TASK DIRECTIONS: Repeat the data verbatim.

RAW DATA:
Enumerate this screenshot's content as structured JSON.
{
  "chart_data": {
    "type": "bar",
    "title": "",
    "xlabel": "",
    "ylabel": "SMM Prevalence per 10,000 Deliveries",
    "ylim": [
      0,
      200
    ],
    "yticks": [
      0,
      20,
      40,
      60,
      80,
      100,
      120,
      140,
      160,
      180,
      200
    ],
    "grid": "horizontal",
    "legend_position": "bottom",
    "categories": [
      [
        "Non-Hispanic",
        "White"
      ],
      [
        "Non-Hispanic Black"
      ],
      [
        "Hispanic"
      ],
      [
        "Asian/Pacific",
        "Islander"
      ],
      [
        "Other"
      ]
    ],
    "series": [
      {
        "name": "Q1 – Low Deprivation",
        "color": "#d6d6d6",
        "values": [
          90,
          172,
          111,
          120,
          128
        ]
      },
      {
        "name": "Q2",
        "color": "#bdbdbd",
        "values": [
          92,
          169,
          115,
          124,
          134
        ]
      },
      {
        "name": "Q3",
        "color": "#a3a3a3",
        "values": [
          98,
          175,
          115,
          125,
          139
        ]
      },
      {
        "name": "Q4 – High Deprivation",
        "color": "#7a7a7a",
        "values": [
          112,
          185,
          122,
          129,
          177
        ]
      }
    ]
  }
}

FINAL ANSWER:
Enumerate this screenshot's content as structured JSON.
{
  "chart_data": {
    "type": "bar",
    "title": "",
    "xlabel": "",
    "ylabel": "SMM Prevalence per 10,000 Deliveries",
    "ylim": [
      0,
      200
    ],
    "yticks": [
      0,
      20,
      40,
      60,
      80,
      100,
      120,
      140,
      160,
      180,
      200
    ],
    "grid": "horizontal",
    "legend_position": "bottom",
    "categories": [
      [
        "Non-Hispanic",
        "White"
      ],
      [
        "Non-Hispanic Black"
      ],
      [
        "Hispanic"
      ],
      [
        "Asian/Pacific",
        "Islander"
      ],
      [
        "Other"
      ]
    ],
    "series": [
      {
        "name": "Q1 – Low Deprivation",
        "color": "#d6d6d6",
        "values": [
          90,
          172,
          111,
          120,
          128
        ]
      },
      {
        "name": "Q2",
        "color": "#bdbdbd",
        "values": [
          92,
          169,
          115,
          124,
          134
        ]
      },
      {
        "name": "Q3",
        "color": "#a3a3a3",
        "values": [
          98,
          175,
          115,
          125,
          139
        ]
      },
      {
        "name": "Q4 – High Deprivation",
        "color": "#7a7a7a",
        "values": [
          112,
          185,
          122,
          129,
          177
        ]
      }
    ]
  }
}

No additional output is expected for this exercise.